## EXERCISE DETAILS
Using the material below, work out how many lines contain the word "RABY". Reply with the number and nothing more.
Start RECORDS TO USE
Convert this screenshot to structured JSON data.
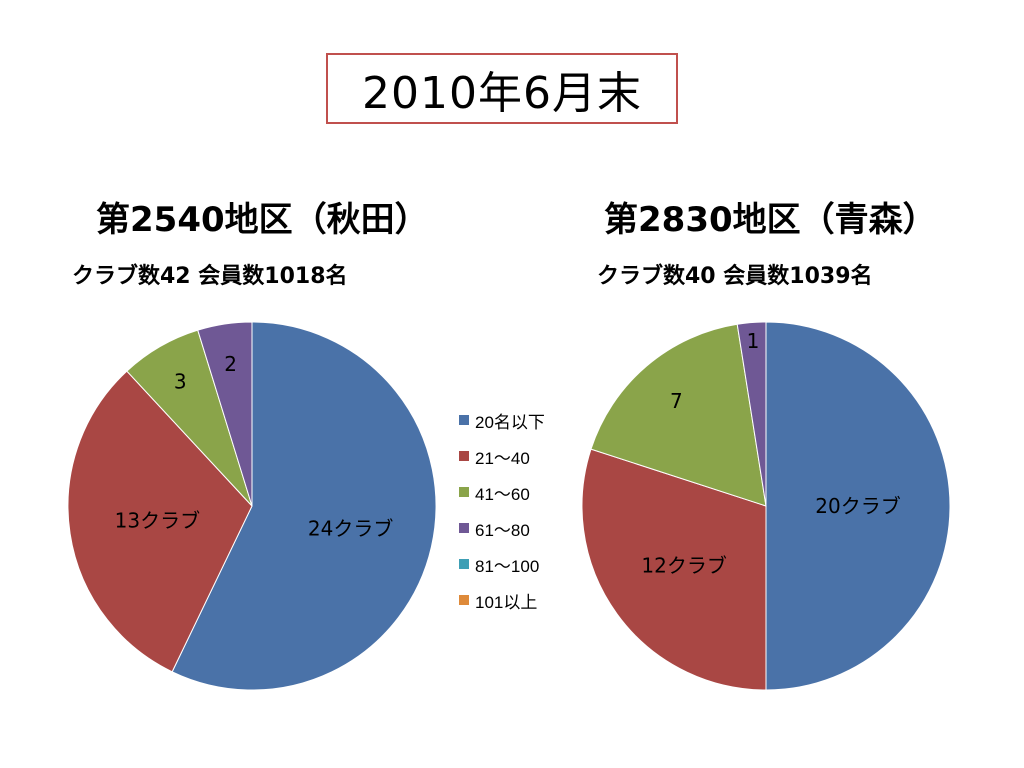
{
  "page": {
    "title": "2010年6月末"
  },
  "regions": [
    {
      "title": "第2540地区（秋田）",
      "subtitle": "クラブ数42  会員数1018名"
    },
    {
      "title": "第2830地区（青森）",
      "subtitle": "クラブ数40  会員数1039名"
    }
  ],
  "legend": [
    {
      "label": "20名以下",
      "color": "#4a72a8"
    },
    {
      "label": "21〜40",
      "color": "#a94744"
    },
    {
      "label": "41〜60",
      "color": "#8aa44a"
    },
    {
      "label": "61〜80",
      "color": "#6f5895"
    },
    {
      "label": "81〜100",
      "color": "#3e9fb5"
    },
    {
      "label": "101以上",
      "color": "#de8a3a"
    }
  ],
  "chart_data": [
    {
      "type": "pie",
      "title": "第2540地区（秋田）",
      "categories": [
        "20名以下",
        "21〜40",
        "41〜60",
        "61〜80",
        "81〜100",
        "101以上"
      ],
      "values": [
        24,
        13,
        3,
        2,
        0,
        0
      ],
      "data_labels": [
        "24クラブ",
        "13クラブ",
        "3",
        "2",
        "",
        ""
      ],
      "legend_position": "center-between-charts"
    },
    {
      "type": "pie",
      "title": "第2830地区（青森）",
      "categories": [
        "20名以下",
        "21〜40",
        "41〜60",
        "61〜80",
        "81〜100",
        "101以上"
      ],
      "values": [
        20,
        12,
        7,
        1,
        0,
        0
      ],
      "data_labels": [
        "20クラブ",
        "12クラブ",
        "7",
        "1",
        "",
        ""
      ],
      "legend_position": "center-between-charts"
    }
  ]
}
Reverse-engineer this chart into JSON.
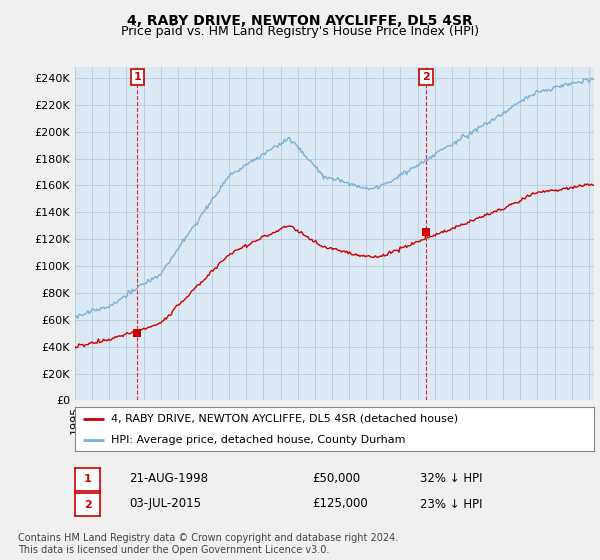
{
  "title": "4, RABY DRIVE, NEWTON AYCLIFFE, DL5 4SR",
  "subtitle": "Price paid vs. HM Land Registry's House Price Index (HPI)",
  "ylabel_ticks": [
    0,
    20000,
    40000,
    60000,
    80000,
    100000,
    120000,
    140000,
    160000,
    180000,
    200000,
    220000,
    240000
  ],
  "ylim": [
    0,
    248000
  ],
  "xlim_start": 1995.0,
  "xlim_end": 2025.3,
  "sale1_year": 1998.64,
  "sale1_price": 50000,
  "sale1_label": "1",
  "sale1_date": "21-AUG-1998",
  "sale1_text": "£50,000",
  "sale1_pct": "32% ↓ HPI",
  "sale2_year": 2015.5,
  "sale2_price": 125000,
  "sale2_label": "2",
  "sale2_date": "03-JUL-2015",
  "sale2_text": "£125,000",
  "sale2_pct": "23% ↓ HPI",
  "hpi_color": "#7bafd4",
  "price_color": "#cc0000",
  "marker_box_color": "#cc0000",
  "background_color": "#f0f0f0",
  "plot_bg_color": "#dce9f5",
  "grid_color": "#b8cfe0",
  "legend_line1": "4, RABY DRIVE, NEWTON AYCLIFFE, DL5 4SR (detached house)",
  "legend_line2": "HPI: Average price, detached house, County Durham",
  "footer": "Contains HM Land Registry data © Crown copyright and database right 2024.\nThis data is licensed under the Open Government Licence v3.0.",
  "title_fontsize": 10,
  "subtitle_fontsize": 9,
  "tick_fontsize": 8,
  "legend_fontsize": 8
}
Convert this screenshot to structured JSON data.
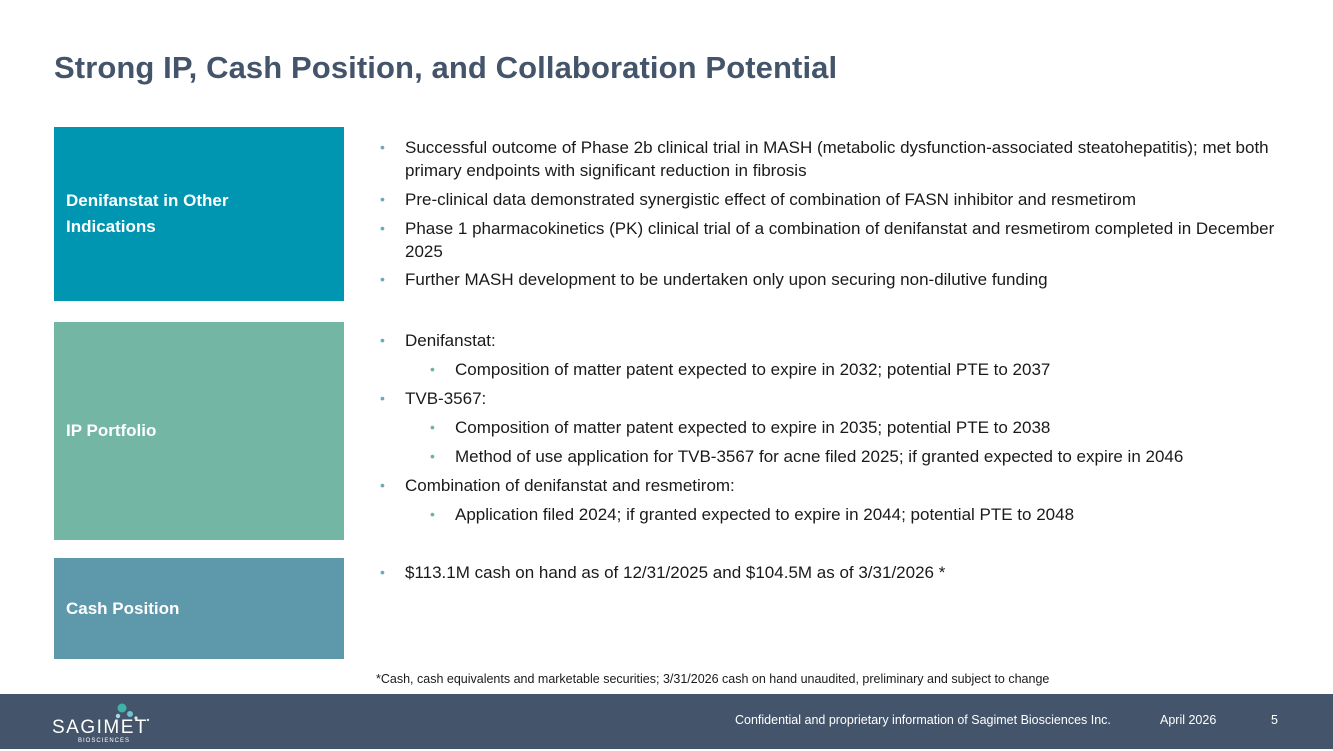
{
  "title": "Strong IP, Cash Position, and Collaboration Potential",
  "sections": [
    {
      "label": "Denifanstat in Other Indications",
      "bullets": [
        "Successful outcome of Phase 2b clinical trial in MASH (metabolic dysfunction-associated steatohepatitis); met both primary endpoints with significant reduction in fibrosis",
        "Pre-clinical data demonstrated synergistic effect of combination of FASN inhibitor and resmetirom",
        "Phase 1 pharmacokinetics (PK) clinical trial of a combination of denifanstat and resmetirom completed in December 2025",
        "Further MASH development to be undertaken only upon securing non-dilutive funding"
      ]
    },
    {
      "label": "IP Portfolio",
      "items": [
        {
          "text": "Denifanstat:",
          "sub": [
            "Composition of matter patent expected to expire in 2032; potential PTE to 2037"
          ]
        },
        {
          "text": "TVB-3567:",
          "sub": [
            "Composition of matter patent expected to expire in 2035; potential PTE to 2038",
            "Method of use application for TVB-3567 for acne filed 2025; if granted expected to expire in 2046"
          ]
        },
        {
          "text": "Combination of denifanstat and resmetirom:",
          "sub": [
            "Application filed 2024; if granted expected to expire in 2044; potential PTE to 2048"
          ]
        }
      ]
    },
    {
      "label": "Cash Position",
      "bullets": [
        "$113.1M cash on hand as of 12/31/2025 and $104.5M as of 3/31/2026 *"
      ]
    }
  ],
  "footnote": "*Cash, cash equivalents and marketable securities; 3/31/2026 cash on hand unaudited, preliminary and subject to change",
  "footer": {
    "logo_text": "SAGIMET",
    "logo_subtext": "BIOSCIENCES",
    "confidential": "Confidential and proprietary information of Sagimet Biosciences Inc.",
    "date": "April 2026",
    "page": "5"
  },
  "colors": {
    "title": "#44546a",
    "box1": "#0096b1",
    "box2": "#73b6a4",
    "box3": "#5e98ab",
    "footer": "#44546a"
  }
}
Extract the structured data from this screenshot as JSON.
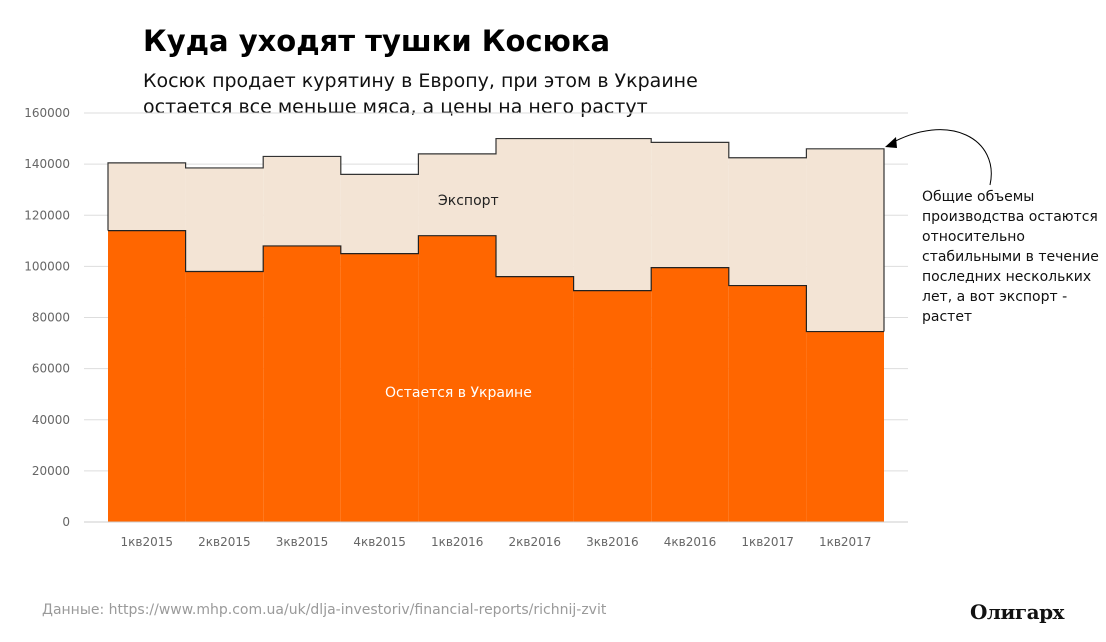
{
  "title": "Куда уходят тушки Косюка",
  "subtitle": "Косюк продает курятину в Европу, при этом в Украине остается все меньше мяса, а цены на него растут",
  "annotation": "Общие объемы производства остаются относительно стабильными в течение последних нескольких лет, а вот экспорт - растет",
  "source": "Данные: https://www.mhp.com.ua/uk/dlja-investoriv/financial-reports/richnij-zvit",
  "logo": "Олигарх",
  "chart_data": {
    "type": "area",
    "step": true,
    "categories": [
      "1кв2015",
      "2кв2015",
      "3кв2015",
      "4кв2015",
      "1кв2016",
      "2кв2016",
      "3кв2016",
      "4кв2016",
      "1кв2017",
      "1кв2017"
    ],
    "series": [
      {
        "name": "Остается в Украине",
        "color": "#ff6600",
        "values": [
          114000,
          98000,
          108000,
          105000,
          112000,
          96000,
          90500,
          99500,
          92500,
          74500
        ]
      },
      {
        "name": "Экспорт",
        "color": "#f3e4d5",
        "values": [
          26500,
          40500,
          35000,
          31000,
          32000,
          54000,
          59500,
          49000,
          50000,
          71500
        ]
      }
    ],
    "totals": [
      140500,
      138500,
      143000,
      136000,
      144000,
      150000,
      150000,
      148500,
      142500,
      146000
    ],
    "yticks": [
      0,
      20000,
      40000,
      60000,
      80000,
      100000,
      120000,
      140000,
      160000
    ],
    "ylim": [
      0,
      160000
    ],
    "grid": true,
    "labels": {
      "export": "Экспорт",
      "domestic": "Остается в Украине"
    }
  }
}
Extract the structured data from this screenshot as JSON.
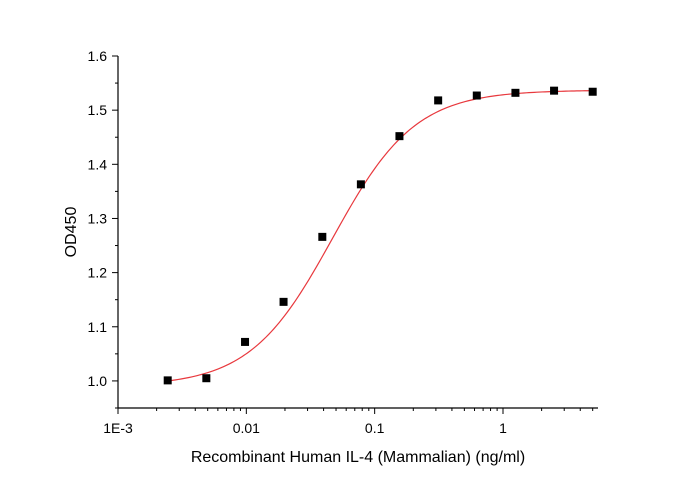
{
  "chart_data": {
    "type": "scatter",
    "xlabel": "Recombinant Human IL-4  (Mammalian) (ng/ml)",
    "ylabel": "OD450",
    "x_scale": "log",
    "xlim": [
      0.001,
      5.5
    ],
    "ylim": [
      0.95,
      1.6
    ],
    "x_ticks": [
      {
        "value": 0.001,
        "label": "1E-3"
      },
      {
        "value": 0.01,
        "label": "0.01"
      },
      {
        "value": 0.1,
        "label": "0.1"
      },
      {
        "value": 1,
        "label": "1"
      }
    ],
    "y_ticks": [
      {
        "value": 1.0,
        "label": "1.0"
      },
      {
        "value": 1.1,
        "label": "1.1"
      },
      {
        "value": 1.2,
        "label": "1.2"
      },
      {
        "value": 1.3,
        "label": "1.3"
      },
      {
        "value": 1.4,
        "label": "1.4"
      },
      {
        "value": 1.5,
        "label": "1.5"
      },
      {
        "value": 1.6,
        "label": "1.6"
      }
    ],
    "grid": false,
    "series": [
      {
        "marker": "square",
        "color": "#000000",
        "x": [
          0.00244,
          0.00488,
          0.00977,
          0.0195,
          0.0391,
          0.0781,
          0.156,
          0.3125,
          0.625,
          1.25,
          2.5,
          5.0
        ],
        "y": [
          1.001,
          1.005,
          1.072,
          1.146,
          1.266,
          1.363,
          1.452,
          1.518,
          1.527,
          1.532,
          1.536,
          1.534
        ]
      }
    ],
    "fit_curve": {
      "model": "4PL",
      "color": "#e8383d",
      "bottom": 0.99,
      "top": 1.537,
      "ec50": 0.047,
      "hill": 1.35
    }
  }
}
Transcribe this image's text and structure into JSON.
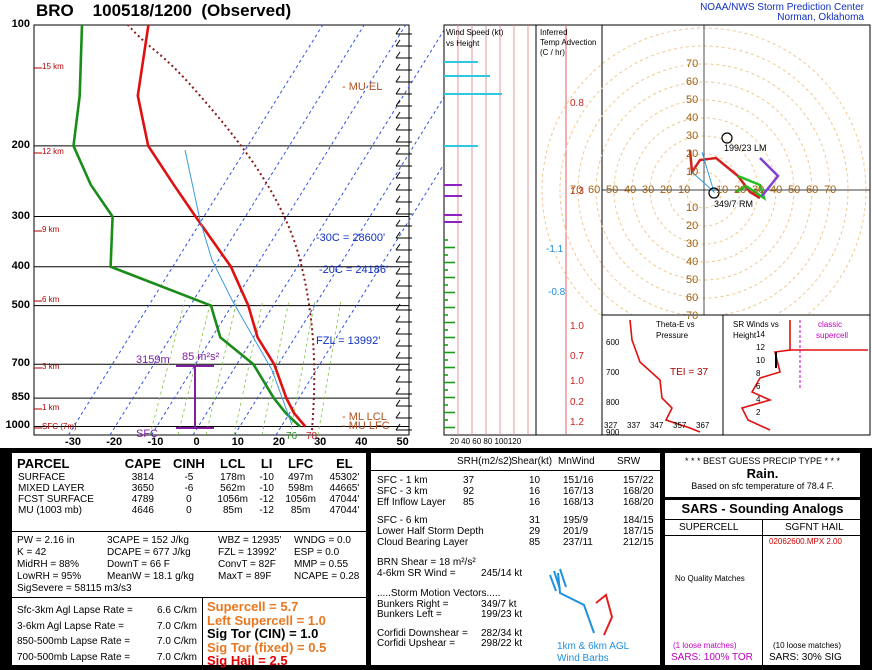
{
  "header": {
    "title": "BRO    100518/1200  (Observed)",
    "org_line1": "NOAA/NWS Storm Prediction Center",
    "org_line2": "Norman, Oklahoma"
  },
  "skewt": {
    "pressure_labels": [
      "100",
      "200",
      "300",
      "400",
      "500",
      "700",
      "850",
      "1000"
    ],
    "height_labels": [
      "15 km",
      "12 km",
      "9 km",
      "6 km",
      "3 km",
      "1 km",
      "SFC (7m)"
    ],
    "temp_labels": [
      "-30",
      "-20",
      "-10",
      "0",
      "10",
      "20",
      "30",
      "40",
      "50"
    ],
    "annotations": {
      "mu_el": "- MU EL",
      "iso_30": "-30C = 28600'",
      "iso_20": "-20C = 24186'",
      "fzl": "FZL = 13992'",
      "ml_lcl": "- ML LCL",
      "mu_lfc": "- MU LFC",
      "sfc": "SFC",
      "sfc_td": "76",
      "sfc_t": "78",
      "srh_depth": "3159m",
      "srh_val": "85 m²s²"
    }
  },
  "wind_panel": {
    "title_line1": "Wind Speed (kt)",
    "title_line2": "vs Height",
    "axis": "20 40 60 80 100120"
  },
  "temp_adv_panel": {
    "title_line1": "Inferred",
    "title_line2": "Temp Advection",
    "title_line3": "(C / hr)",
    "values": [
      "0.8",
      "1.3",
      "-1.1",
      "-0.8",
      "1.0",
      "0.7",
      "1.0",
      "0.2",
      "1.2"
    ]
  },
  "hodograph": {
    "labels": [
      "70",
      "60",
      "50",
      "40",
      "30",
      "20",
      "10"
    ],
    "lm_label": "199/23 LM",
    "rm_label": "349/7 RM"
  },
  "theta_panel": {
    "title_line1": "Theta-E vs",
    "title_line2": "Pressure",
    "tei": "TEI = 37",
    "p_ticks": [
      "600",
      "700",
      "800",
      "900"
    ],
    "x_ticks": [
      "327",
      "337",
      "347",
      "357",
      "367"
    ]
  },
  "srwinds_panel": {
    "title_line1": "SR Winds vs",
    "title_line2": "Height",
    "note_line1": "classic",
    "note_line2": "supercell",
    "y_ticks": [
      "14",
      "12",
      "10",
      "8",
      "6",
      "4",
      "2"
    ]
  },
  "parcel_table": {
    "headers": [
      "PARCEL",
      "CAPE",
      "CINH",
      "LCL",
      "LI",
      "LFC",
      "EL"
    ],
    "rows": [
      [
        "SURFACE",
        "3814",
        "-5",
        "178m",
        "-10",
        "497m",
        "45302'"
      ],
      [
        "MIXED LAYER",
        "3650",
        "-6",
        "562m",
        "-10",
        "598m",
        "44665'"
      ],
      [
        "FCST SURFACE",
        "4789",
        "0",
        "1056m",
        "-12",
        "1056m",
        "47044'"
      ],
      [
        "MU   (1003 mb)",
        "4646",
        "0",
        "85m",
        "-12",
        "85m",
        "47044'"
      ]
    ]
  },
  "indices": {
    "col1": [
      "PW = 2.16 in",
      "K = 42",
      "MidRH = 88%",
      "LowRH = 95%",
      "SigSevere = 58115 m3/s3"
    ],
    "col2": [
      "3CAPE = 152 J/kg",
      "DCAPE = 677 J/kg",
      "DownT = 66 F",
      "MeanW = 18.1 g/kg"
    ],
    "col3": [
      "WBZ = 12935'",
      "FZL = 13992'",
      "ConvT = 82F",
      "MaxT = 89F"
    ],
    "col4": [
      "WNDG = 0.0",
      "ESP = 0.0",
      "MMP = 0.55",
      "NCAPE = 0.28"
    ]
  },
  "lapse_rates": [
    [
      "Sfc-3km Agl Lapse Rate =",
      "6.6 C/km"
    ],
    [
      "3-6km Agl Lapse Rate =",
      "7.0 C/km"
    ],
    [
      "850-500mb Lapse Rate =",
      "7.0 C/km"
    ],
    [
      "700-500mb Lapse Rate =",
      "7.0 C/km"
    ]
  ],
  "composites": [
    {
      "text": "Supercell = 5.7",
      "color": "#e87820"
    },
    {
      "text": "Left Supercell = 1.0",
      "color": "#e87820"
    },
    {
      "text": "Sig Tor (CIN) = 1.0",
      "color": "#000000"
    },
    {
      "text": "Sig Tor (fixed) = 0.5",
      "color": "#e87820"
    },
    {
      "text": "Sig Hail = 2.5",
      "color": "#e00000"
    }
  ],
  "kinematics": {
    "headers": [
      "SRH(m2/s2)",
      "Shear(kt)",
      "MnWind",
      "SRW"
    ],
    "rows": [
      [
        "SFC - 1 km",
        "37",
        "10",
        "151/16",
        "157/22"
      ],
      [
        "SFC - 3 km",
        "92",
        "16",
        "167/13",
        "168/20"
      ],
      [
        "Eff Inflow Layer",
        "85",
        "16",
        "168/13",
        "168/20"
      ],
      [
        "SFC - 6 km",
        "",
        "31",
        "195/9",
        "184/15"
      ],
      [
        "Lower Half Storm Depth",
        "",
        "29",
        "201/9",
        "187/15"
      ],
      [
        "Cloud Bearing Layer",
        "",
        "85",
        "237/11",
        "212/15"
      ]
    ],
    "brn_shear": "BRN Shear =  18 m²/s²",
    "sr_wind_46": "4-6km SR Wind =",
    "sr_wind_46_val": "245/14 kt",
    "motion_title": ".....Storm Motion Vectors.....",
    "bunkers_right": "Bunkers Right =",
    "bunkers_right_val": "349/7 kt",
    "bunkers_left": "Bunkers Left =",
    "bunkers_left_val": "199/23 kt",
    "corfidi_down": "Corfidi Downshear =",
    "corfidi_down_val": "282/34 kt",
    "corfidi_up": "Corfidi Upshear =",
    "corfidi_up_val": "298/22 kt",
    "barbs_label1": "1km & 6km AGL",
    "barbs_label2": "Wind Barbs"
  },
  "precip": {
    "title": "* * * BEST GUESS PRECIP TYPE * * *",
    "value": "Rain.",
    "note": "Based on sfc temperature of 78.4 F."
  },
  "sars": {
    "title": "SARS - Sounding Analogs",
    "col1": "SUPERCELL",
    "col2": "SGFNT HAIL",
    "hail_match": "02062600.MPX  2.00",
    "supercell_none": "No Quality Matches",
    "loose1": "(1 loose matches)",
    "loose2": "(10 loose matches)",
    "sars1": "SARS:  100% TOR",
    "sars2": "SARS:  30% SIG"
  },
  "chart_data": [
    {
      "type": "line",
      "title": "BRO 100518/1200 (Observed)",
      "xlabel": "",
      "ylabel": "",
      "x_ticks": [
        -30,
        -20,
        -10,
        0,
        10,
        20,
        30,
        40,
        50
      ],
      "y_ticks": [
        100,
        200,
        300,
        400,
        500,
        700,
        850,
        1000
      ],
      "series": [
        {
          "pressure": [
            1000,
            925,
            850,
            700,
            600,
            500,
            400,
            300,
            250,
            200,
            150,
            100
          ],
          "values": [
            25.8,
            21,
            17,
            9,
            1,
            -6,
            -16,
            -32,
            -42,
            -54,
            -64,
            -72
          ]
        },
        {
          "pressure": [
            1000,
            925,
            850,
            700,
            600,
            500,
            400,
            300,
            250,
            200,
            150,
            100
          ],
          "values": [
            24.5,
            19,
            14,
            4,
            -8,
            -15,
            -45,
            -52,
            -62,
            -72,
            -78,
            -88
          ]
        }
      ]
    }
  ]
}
End RECORDS TO USE
## ANSWER FOR THIS EXERCISE
2